§ OBJETIVO A
Copie literalmente las líneas de los registros desde su comienzo hasta la línea que contiene "legend-swatch-icon [978,18,1001,21]", ambos extremos incluidos.

§ FRAGMENTO PROPORCIONADO

# butifarra esparrecada



## Beechan

¿"Butifarra esparrecada" es una butifarra rasgada?

Gracias de antemano.


----------



## Favara

Jo diria que és una botifarra amb espàrrecs, però no ho he sentit dir mai.


----------



## Demurral

yo no lo he escuchado decir nunca...aunque mi padre cocina las butifarras de una manera, que bien podría llamarse "butifarra esparrecada"!

Como en mi familia no nos gusta nada la carne cruda, a veces hacemos un corte transversal en la butifarra para que se cueza mejor. Cuando la pones en al sarten por la parte de la piel, la piel se encoge mucho y muy rápido, y la carne del otro lado hace como si se abriera.

何か分からないことがあったら、言って下さい。　日本語で説明してみましょう。

§ REGISTROS ALMACENADOS

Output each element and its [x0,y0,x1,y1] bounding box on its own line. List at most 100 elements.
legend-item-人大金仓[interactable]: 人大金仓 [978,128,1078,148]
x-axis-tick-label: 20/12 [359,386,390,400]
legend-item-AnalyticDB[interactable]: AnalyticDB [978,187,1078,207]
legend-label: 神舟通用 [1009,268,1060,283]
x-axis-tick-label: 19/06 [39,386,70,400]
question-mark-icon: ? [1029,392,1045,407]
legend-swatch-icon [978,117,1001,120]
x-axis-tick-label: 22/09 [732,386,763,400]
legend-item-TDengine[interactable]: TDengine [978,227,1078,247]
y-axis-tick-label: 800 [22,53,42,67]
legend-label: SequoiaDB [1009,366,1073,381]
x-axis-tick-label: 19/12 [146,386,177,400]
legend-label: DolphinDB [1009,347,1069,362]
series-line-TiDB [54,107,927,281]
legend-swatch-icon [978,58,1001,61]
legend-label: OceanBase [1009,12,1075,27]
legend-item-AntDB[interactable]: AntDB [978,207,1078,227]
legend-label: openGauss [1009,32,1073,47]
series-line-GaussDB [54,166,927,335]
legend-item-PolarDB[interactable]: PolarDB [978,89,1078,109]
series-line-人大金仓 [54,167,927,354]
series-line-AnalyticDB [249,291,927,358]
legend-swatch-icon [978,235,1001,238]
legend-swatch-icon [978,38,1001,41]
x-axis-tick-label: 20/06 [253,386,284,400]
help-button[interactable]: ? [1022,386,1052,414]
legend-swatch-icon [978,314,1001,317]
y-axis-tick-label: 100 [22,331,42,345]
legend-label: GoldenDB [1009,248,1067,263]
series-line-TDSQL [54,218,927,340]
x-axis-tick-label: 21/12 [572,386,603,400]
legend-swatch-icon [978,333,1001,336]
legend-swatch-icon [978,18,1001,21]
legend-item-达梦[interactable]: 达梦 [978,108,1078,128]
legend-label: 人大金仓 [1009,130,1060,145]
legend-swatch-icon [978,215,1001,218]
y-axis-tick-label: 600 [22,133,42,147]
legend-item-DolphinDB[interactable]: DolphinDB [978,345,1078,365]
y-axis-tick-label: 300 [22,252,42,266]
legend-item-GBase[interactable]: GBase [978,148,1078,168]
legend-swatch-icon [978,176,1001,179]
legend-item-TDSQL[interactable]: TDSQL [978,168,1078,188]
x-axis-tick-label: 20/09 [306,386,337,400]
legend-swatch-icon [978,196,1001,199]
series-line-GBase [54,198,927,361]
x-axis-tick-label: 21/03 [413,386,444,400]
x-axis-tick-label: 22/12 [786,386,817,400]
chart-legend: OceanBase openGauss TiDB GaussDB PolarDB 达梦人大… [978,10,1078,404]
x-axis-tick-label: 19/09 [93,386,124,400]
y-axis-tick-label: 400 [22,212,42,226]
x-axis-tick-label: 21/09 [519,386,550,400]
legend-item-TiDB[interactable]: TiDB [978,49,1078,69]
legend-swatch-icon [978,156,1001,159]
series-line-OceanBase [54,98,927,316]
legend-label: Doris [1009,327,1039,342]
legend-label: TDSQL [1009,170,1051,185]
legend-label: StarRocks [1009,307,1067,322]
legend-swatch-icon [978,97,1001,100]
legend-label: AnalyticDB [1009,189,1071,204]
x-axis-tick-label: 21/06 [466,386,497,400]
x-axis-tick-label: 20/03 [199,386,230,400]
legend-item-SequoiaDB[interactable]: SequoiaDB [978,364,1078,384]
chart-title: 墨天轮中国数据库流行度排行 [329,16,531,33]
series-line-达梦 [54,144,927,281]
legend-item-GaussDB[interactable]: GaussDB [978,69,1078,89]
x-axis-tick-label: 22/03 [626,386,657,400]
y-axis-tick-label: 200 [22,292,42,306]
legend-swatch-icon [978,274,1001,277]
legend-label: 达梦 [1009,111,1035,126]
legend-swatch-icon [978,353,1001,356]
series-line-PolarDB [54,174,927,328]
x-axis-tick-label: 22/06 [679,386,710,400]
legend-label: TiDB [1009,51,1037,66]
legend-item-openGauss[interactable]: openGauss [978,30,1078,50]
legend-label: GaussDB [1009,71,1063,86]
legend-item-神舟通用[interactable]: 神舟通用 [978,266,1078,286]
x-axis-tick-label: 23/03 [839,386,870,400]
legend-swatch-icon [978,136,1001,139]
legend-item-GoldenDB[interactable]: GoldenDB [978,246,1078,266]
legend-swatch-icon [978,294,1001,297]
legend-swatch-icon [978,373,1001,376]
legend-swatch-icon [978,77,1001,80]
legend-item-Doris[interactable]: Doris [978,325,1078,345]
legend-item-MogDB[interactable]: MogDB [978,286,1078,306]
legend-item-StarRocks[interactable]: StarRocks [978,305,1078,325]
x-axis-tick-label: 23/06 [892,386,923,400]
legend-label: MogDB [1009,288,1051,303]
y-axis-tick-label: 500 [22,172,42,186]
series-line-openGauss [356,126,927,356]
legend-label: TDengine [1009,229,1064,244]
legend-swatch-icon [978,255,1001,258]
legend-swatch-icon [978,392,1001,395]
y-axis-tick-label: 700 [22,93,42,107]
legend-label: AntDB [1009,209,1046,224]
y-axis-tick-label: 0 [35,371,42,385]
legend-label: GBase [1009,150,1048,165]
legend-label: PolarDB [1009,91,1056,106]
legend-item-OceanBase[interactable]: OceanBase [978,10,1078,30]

§ OBJETIVO B
Según el hilo sobre la butifarra esparrecada, ¿qué corte hacen a veces en la familia de Demurral a la butifarra para que se cueza mejor?

§ SOLUCIÓN PROPUESTA A
Output each element and its [x0,y0,x1,y1] bounding box on its own line. List at most 100 elements.
legend-item-人大金仓[interactable]: 人大金仓 [978,128,1078,148]
x-axis-tick-label: 20/12 [359,386,390,400]
legend-item-AnalyticDB[interactable]: AnalyticDB [978,187,1078,207]
legend-label: 神舟通用 [1009,268,1060,283]
x-axis-tick-label: 19/06 [39,386,70,400]
question-mark-icon: ? [1029,392,1045,407]
legend-swatch-icon [978,117,1001,120]
x-axis-tick-label: 22/09 [732,386,763,400]
legend-item-TDengine[interactable]: TDengine [978,227,1078,247]
y-axis-tick-label: 800 [22,53,42,67]
legend-label: SequoiaDB [1009,366,1073,381]
x-axis-tick-label: 19/12 [146,386,177,400]
legend-label: DolphinDB [1009,347,1069,362]
series-line-TiDB [54,107,927,281]
legend-swatch-icon [978,58,1001,61]
legend-label: OceanBase [1009,12,1075,27]
legend-item-AntDB[interactable]: AntDB [978,207,1078,227]
legend-label: openGauss [1009,32,1073,47]
series-line-GaussDB [54,166,927,335]
legend-item-PolarDB[interactable]: PolarDB [978,89,1078,109]
series-line-人大金仓 [54,167,927,354]
series-line-AnalyticDB [249,291,927,358]
legend-swatch-icon [978,235,1001,238]
legend-swatch-icon [978,38,1001,41]
x-axis-tick-label: 20/06 [253,386,284,400]
help-button[interactable]: ? [1022,386,1052,414]
legend-swatch-icon [978,314,1001,317]
y-axis-tick-label: 100 [22,331,42,345]
legend-label: GoldenDB [1009,248,1067,263]
series-line-TDSQL [54,218,927,340]
x-axis-tick-label: 21/12 [572,386,603,400]
legend-swatch-icon [978,333,1001,336]
legend-swatch-icon [978,18,1001,21]

§ SOLUCIÓN PROPUESTA B
Un corte transversal.